• Written instruction:
Copy the records character for character, starting with the very first line and stopping after the line that contains "69, 108, 73]".

• Given entries:
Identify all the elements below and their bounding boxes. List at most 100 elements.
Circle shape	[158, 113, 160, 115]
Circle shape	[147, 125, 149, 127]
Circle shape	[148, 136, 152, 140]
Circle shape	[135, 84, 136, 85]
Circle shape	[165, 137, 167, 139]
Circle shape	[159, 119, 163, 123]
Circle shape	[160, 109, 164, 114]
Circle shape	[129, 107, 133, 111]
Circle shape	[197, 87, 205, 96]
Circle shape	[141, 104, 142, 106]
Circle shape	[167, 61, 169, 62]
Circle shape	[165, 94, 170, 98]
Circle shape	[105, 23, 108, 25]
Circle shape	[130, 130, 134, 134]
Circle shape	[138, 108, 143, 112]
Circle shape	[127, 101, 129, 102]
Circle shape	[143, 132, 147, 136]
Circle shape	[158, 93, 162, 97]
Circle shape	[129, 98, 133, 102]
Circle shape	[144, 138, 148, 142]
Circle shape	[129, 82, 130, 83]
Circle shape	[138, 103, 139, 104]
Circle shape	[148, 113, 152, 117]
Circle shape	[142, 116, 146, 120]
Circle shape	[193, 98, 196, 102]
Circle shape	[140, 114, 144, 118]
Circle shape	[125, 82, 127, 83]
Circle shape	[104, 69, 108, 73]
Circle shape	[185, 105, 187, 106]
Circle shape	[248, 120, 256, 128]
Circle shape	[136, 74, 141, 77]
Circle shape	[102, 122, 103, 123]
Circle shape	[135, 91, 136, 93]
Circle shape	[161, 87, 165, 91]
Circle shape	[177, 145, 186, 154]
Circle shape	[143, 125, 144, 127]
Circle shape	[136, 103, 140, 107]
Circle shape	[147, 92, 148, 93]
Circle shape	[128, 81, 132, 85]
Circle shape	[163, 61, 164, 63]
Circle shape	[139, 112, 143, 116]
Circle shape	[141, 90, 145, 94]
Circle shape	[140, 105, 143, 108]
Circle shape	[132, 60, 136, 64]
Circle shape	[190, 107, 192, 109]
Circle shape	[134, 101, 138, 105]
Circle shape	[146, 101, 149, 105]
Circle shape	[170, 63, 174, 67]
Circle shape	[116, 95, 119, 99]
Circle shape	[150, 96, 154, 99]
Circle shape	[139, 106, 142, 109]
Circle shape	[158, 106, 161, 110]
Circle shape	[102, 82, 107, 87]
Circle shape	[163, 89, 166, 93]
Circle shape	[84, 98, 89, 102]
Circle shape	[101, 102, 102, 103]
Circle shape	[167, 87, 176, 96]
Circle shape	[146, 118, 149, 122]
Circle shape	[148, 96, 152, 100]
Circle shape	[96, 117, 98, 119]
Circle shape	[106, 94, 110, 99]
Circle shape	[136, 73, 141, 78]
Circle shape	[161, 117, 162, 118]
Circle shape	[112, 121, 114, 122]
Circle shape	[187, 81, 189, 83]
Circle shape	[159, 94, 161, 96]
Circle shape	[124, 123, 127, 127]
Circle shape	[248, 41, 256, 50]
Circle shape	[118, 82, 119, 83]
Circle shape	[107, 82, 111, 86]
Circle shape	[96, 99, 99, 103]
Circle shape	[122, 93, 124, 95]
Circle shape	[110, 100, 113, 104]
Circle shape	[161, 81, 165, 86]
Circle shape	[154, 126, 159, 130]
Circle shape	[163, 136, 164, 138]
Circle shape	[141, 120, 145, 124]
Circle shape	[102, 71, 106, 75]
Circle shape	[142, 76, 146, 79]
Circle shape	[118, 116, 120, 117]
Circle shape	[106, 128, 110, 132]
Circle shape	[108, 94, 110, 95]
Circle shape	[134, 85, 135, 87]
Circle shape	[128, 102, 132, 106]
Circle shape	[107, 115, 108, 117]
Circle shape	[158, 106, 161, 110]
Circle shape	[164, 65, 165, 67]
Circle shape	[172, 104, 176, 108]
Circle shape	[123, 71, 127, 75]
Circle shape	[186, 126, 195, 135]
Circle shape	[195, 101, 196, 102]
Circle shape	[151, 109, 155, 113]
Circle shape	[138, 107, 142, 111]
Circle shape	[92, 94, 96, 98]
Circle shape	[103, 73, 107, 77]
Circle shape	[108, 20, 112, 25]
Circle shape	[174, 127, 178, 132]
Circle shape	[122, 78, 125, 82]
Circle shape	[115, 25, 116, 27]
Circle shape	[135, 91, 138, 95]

• Answer to the task:
Identify all the elements below and their bounding boxes. List at most 100 elements.
Circle shape	[158, 113, 160, 115]
Circle shape	[147, 125, 149, 127]
Circle shape	[148, 136, 152, 140]
Circle shape	[135, 84, 136, 85]
Circle shape	[165, 137, 167, 139]
Circle shape	[159, 119, 163, 123]
Circle shape	[160, 109, 164, 114]
Circle shape	[129, 107, 133, 111]
Circle shape	[197, 87, 205, 96]
Circle shape	[141, 104, 142, 106]
Circle shape	[167, 61, 169, 62]
Circle shape	[165, 94, 170, 98]
Circle shape	[105, 23, 108, 25]
Circle shape	[130, 130, 134, 134]
Circle shape	[138, 108, 143, 112]
Circle shape	[127, 101, 129, 102]
Circle shape	[143, 132, 147, 136]
Circle shape	[158, 93, 162, 97]
Circle shape	[129, 98, 133, 102]
Circle shape	[144, 138, 148, 142]
Circle shape	[129, 82, 130, 83]
Circle shape	[138, 103, 139, 104]
Circle shape	[148, 113, 152, 117]
Circle shape	[142, 116, 146, 120]
Circle shape	[193, 98, 196, 102]
Circle shape	[140, 114, 144, 118]
Circle shape	[125, 82, 127, 83]
Circle shape	[104, 69, 108, 73]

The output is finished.